### TEXT SECTION
BEGIN

CppNet

A high-performance C++17 deep learning library for building and training neural networks from scratch. Built on Eigen for fast tensor operations, OpenMP for CPU parallelism, and CUDA for GPU acceleration.

High Performance

Eigen SIMD vectorization, OpenMP CPU parallelism, and 41 CUDA GPU kernels for end-to-end training.

🧩

Rich Layer Library

Linear, Conv2D, MaxPool2D, RNN, LSTM, GRU, Multi-Head Attention, BatchNorm, Dropout, Embedding, Residual, and more.

🔄

Multiple Backends

Per-layer backend selection: cpu-eigen, cpu (OpenMP), or gpu (CUDA).

🔧

Training Utilities

DataLoader, LR schedulers, early stopping, gradient clipping, and model serialization out of the box.

🚀

Full CUDA Coverage

41 CUDA kernels covering all layers, activations, losses, and optimizers — up to 56x GPU speedup.

Quick Start

Get CppNet up and running in minutes.

Prerequisites
  • C++17 compiler (GCC, Clang, or MSVC)
  • CMake ≥ 3.18
  • Eigen3 ≥ 3.3
  • OpenMP (optional — CPU parallelism)
  • CUDA Toolkit (optional — GPU acceleration)
Step 1

Clone & Build

git clone https://github.com/LoqmanSamani/CppNet.git
cd CppNet
mkdir build && cd build
cmake .. -DCMAKE_BUILD_TYPE=Release
make -j$(nproc)
Step 2

Install System-Wide (optional)

sudo make install
Step 3

Use in Your CMake Project

find_package(CppNet REQUIRED)
target_link_libraries(your_target PRIVATE CppNet::CppNet)
Minimal Example

Binary Classification in ~20 Lines

#include <CppNet/CppNet.hpp>
#include <iostream>

int main() {
    // Define layers
    CppNet::Layers::Linear layer1(30, 64, "fc1", true, true, "cpu-eigen", "xavier");
    CppNet::Layers::Linear layer2(64, 1,  "fc2", true, true, "cpu-eigen", "xavier");
    CppNet::Activations::ReLU relu("cpu-eigen");
    CppNet::Activations::Sigmoid sigmoid;

    // Loss & optimizer
    CppNet::Losses::BinaryCrossEntropy loss_fn("mean");
    CppNet::Optimizers::Adam optimizer;
    float lr = 0.001;

    // Training loop
    for (int epoch = 0; epoch < 100; ++epoch) {
        auto h = relu.forward(layer1.forward(X_train));
        auto pred = sigmoid.forward(layer2.forward(h));

        float loss = loss_fn.forward(pred, Y_train);
        auto grad = loss_fn.backward(pred, Y_train);

        grad = layer2.backward(sigmoid.backward(grad));
        layer1.backward(relu.backward(grad));

        layer2.step(optimizer, lr);
        layer1.step(optimizer, lr);

        std::cout << "Epoch " << epoch << " — Loss: " << loss << std::endl;
    }
    return 0;
}

Examples

Complete, self-contained programs that train on synthetic data — no downloads required.

END

### REQUEST A
Between the rows holding "svg-text:C6: C6 <box>1096 869 1116 888</box>" and "svg-text:W6: W6 <box>74 486 101 507</box>", inclusive, swap "Telescope" for "Scope". Give back only those rows, otherwise unchanged.

### AVAILABLE RECORDS
BEGIN

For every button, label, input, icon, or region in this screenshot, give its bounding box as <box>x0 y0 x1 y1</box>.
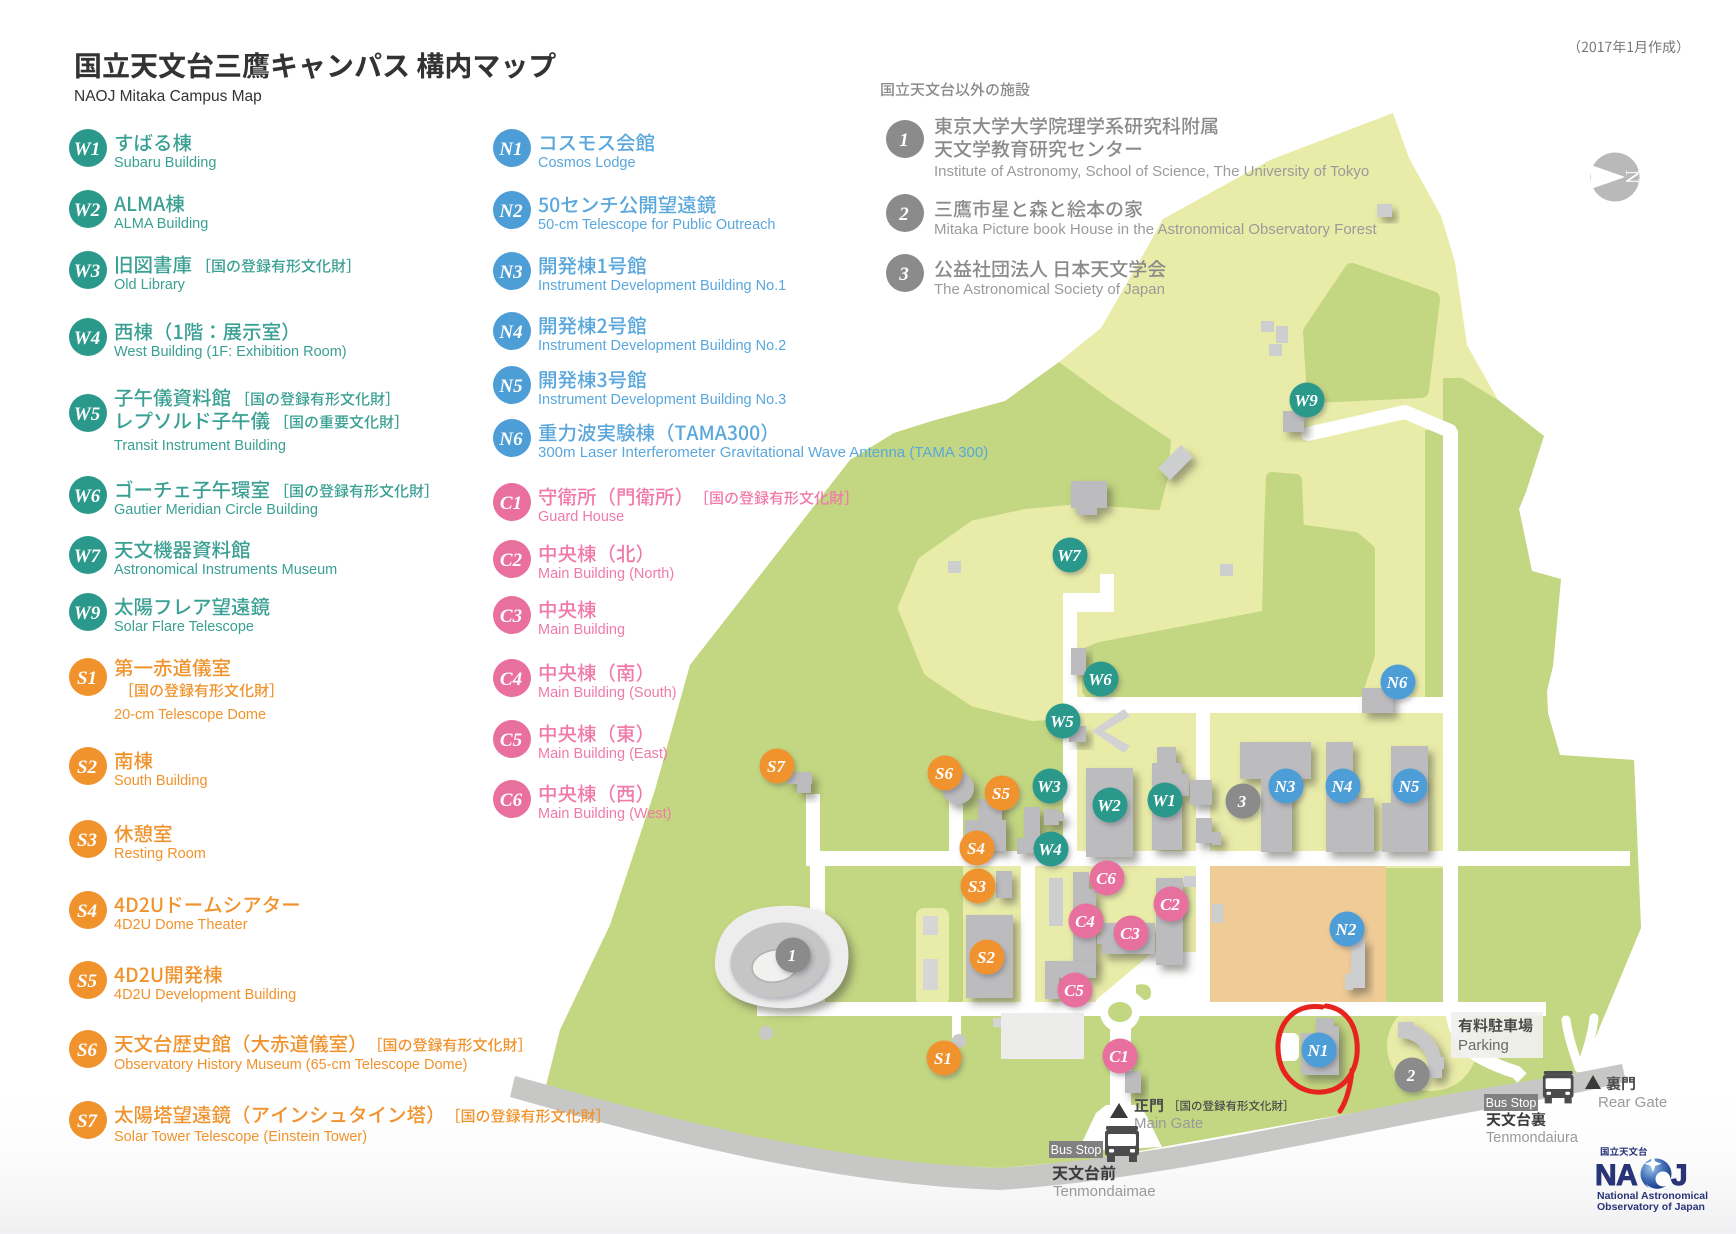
svg-text:C6: C6 <box>1096 869 1116 888</box>
svg-text:1: 1 <box>899 130 909 151</box>
svg-text:C4: C4 <box>1075 912 1095 931</box>
svg-text:South Building: South Building <box>114 773 208 789</box>
svg-text:N: N <box>1621 170 1642 184</box>
svg-text:Main Building: Main Building <box>538 622 625 638</box>
svg-text:Old Library: Old Library <box>114 277 186 293</box>
svg-text:C1: C1 <box>500 493 522 514</box>
svg-text:Tenmondaiura: Tenmondaiura <box>1486 1130 1579 1146</box>
svg-text:Astronomical Instruments Museu: Astronomical Instruments Museum <box>114 562 337 578</box>
svg-text:N4: N4 <box>498 322 522 343</box>
svg-text:Mitaka Picture book House in t: Mitaka Picture book House in the Astrono… <box>934 221 1378 238</box>
svg-text:Gautier Meridian Circle Buildi: Gautier Meridian Circle Building <box>114 502 318 518</box>
svg-text:West Building (1F: Exhibition: West Building (1F: Exhibition Room) <box>114 344 347 360</box>
svg-text:Solar Flare Telescope: Solar Flare Telescope <box>114 619 254 635</box>
svg-text:The Astronomical Society of Ja: The Astronomical Society of Japan <box>934 281 1165 298</box>
svg-text:Cosmos Lodge: Cosmos Lodge <box>538 155 636 171</box>
svg-text:C2: C2 <box>500 550 523 571</box>
svg-text:N6: N6 <box>498 429 523 450</box>
svg-text:Bus Stop: Bus Stop <box>1051 1143 1102 1157</box>
svg-text:2: 2 <box>898 204 909 225</box>
svg-text:W1: W1 <box>74 139 100 160</box>
svg-text:S2: S2 <box>977 948 995 967</box>
svg-text:C1: C1 <box>1109 1047 1129 1066</box>
svg-text:Instrument Development Buildin: Instrument Development Building No.2 <box>538 338 786 354</box>
svg-text:Instrument Development Buildin: Instrument Development Building No.3 <box>538 392 786 408</box>
svg-text:Solar Tower Telescope (Einstei: Solar Tower Telescope (Einstein Tower) <box>114 1129 367 1145</box>
svg-text:20-cm Telescope Dome: 20-cm Telescope Dome <box>114 707 266 723</box>
svg-text:W5: W5 <box>1050 712 1074 731</box>
svg-text:N3: N3 <box>498 262 522 283</box>
svg-text:ALMA Building: ALMA Building <box>114 216 208 232</box>
svg-text:S6: S6 <box>77 1040 98 1061</box>
svg-text:N2: N2 <box>1335 920 1357 939</box>
svg-text:NA: NA <box>1595 1159 1637 1192</box>
svg-text:W6: W6 <box>74 486 101 507</box>
svg-text:N3: N3 <box>1274 777 1296 796</box>
svg-text:2: 2 <box>1406 1066 1416 1085</box>
svg-text:N1: N1 <box>1307 1041 1329 1060</box>
svg-text:Main Gate: Main Gate <box>1134 1115 1203 1132</box>
svg-text:Main Building (East): Main Building (East) <box>538 746 668 762</box>
svg-text:J: J <box>1671 1159 1688 1192</box>
svg-text:Rear Gate: Rear Gate <box>1598 1094 1667 1111</box>
svg-text:W2: W2 <box>1097 796 1121 815</box>
svg-text:W9: W9 <box>1294 391 1318 410</box>
svg-text:S7: S7 <box>767 757 786 776</box>
svg-text:C5: C5 <box>1064 981 1084 1000</box>
svg-text:S4: S4 <box>77 901 97 922</box>
svg-text:NAOJ Mitaka Campus Map: NAOJ Mitaka Campus Map <box>74 88 262 105</box>
svg-text:S7: S7 <box>77 1111 99 1132</box>
svg-text:N1: N1 <box>498 139 522 160</box>
svg-text:50-cm Telescope for Public Out: 50-cm Telescope for Public Outreach <box>538 217 776 233</box>
svg-text:Main Building (North): Main Building (North) <box>538 566 674 582</box>
svg-text:S3: S3 <box>968 877 986 896</box>
svg-text:3: 3 <box>898 264 909 285</box>
svg-text:Institute of Astronomy, School: Institute of Astronomy, School of Scienc… <box>934 163 1369 180</box>
svg-text:1: 1 <box>788 946 797 965</box>
svg-text:S3: S3 <box>77 830 97 851</box>
svg-text:N5: N5 <box>498 376 523 397</box>
svg-text:C3: C3 <box>500 606 522 627</box>
svg-text:Observatory of Japan: Observatory of Japan <box>1597 1201 1705 1213</box>
svg-text:Main Building (South): Main Building (South) <box>538 685 677 701</box>
svg-text:W7: W7 <box>1057 546 1082 565</box>
svg-text:N5: N5 <box>1398 777 1420 796</box>
svg-text:Observatory History Museum (65: Observatory History Museum (65-cm Telesc… <box>114 1057 467 1073</box>
svg-text:Parking: Parking <box>1458 1037 1509 1054</box>
svg-text:W1: W1 <box>1152 791 1176 810</box>
svg-text:C3: C3 <box>1120 924 1140 943</box>
svg-text:Transit Instrument Building: Transit Instrument Building <box>114 438 286 454</box>
svg-text:Guard House: Guard House <box>538 509 624 525</box>
svg-text:S5: S5 <box>77 971 98 992</box>
svg-text:W4: W4 <box>74 328 100 349</box>
svg-text:C2: C2 <box>1160 895 1180 914</box>
svg-text:W4: W4 <box>1038 840 1062 859</box>
svg-text:S1: S1 <box>77 668 97 689</box>
svg-text:Tenmondaimae: Tenmondaimae <box>1053 1183 1156 1200</box>
svg-text:4D2U Dome Theater: 4D2U Dome Theater <box>114 917 248 933</box>
svg-text:S1: S1 <box>934 1049 952 1068</box>
svg-text:C4: C4 <box>500 669 522 690</box>
svg-text:N6: N6 <box>1386 673 1408 692</box>
svg-text:Instrument Development Buildin: Instrument Development Building No.1 <box>538 278 786 294</box>
svg-text:C6: C6 <box>500 790 523 811</box>
svg-text:Resting Room: Resting Room <box>114 846 206 862</box>
svg-text:W7: W7 <box>74 546 102 567</box>
svg-text:W3: W3 <box>1037 777 1061 796</box>
svg-text:W9: W9 <box>74 603 101 624</box>
svg-text:N4: N4 <box>1331 777 1353 796</box>
svg-text:S4: S4 <box>967 839 985 858</box>
svg-text:W3: W3 <box>74 261 100 282</box>
svg-text:S6: S6 <box>935 764 953 783</box>
svg-text:S2: S2 <box>77 757 98 778</box>
svg-text:C5: C5 <box>500 730 523 751</box>
svg-text:Subaru Building: Subaru Building <box>114 155 216 171</box>
svg-text:W5: W5 <box>74 404 101 425</box>
svg-text:4D2U Development Building: 4D2U Development Building <box>114 987 296 1003</box>
svg-text:W6: W6 <box>1088 670 1112 689</box>
svg-text:S5: S5 <box>992 784 1010 803</box>
svg-text:W2: W2 <box>74 200 101 221</box>
svg-text:300m Laser Interferometer Grav: 300m Laser Interferometer Gravitational … <box>538 444 988 461</box>
svg-text:Bus Stop: Bus Stop <box>1486 1096 1537 1110</box>
svg-text:N2: N2 <box>498 201 523 222</box>
svg-text:3: 3 <box>1237 792 1247 811</box>
svg-text:Main Building (West): Main Building (West) <box>538 806 672 822</box>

END

### REQUEST B
What prerequisites does the CppNet page list?

### WRITTEN RESPONSE A
svg-text:C6: C6 <box>1096 869 1116 888</box>
svg-text:1: 1 <box>899 130 909 151</box>
svg-text:C4: C4 <box>1075 912 1095 931</box>
svg-text:South Building: South Building <box>114 773 208 789</box>
svg-text:N: N <box>1621 170 1642 184</box>
svg-text:Main Building: Main Building <box>538 622 625 638</box>
svg-text:Old Library: Old Library <box>114 277 186 293</box>
svg-text:C1: C1 <box>500 493 522 514</box>
svg-text:Tenmondaiura: Tenmondaiura <box>1486 1130 1579 1146</box>
svg-text:Astronomical Instruments Museu: Astronomical Instruments Museum <box>114 562 337 578</box>
svg-text:N4: N4 <box>498 322 522 343</box>
svg-text:Mitaka Picture book House in t: Mitaka Picture book House in the Astrono… <box>934 221 1378 238</box>
svg-text:Gautier Meridian Circle Buildi: Gautier Meridian Circle Building <box>114 502 318 518</box>
svg-text:West Building (1F: Exhibition: West Building (1F: Exhibition Room) <box>114 344 347 360</box>
svg-text:Solar Flare Scope: Solar Flare Scope <box>114 619 254 635</box>
svg-text:The Astronomical Society of Ja: The Astronomical Society of Japan <box>934 281 1165 298</box>
svg-text:Cosmos Lodge: Cosmos Lodge <box>538 155 636 171</box>
svg-text:C2: C2 <box>500 550 523 571</box>
svg-text:N6: N6 <box>498 429 523 450</box>
svg-text:Bus Stop: Bus Stop <box>1051 1143 1102 1157</box>
svg-text:2: 2 <box>898 204 909 225</box>
svg-text:W1: W1 <box>74 139 100 160</box>
svg-text:S2: S2 <box>977 948 995 967</box>
svg-text:C1: C1 <box>1109 1047 1129 1066</box>
svg-text:Instrument Development Buildin: Instrument Development Building No.2 <box>538 338 786 354</box>
svg-text:Instrument Development Buildin: Instrument Development Building No.3 <box>538 392 786 408</box>
svg-text:Solar Tower Scope (Einstei: Solar Tower Scope (Einstein Tower) <box>114 1129 367 1145</box>
svg-text:20-cm Scope Dome: 20-cm Scope Dome <box>114 707 266 723</box>
svg-text:W5: W5 <box>1050 712 1074 731</box>
svg-text:N3: N3 <box>498 262 522 283</box>
svg-text:ALMA Building: ALMA Building <box>114 216 208 232</box>
svg-text:S6: S6 <box>77 1040 98 1061</box>
svg-text:N2: N2 <box>1335 920 1357 939</box>
svg-text:NA: NA <box>1595 1159 1637 1192</box>
svg-text:W6: W6 <box>74 486 101 507</box>

### WRITTEN RESPONSE B
- C++17 compiler (GCC, Clang, or MSVC)
- CMake ≥ 3.18
- Eigen3 ≥ 3.3
- OpenMP (optional — CPU parallelism)
- CUDA Toolkit (optional — GPU acceleration)